* WHAT THE EXERCISE ASKS
Return, unaltered, the lines of the items from the first line through the line containing "mail-icon[interactable] (287, 772, 310, 795)", with both of those lines included.

Extracted data entries
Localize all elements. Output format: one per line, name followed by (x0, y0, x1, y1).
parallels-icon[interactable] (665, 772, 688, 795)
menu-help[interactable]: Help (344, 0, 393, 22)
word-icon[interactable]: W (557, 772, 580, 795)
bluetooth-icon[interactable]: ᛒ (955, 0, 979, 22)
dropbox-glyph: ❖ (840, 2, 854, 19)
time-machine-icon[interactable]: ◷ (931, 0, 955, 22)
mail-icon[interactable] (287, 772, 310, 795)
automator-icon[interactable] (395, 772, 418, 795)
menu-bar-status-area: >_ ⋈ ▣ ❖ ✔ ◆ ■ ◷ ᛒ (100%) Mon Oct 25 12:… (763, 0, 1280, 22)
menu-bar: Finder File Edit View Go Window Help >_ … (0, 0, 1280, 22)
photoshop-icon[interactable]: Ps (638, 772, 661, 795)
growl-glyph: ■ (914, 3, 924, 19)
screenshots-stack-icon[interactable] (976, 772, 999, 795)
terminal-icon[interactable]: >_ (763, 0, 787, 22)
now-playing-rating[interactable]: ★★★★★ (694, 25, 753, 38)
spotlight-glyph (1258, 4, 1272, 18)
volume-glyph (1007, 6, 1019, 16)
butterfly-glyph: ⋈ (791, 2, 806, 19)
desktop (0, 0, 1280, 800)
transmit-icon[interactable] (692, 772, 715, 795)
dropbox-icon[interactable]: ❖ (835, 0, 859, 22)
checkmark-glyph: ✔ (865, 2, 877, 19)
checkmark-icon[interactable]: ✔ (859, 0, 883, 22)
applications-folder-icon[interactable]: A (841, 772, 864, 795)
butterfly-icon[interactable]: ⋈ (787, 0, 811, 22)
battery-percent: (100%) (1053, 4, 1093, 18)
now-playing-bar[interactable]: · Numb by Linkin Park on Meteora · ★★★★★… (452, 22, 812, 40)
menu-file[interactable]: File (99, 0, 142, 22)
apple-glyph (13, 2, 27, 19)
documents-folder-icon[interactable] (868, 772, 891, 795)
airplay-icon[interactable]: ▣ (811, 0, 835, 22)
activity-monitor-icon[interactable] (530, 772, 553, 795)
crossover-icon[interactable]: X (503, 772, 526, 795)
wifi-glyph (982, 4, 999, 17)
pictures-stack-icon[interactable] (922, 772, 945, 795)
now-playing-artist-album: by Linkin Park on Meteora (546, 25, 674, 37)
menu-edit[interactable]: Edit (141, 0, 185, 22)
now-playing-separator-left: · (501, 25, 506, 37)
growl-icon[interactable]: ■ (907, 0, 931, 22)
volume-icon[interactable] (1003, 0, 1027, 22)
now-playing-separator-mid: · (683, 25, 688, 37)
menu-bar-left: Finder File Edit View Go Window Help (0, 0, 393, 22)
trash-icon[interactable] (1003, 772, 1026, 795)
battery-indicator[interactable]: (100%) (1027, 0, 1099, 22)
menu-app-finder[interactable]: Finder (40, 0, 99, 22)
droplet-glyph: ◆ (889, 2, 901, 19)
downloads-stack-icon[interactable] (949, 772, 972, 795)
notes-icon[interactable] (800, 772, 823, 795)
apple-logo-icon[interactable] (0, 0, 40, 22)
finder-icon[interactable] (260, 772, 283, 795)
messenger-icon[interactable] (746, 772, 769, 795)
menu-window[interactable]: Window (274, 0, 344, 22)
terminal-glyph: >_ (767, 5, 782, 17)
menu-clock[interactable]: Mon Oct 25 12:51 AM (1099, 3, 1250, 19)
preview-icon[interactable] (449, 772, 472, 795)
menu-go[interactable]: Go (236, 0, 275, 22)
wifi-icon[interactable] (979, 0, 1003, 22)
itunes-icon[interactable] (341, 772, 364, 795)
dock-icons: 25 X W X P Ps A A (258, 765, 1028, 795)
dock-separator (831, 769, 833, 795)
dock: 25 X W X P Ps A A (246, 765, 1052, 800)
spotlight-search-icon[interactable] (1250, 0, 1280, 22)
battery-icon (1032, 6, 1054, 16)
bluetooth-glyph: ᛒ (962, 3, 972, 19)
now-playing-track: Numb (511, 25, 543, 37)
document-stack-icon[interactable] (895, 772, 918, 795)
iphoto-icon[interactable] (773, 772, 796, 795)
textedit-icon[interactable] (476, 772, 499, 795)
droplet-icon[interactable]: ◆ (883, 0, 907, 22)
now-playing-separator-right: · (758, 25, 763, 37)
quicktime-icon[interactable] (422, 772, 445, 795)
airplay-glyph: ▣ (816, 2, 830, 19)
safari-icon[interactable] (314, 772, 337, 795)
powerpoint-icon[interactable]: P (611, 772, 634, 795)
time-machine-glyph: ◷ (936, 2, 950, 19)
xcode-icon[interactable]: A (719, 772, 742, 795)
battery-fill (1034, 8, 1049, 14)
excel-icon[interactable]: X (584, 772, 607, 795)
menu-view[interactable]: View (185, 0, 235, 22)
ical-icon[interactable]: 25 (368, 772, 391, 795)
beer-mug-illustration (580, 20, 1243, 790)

* WRITTEN ANSWER
Localize all elements. Output format: one per line, name followed by (x0, y0, x1, y1).
parallels-icon[interactable] (665, 772, 688, 795)
menu-help[interactable]: Help (344, 0, 393, 22)
word-icon[interactable]: W (557, 772, 580, 795)
bluetooth-icon[interactable]: ᛒ (955, 0, 979, 22)
dropbox-glyph: ❖ (840, 2, 854, 19)
time-machine-icon[interactable]: ◷ (931, 0, 955, 22)
mail-icon[interactable] (287, 772, 310, 795)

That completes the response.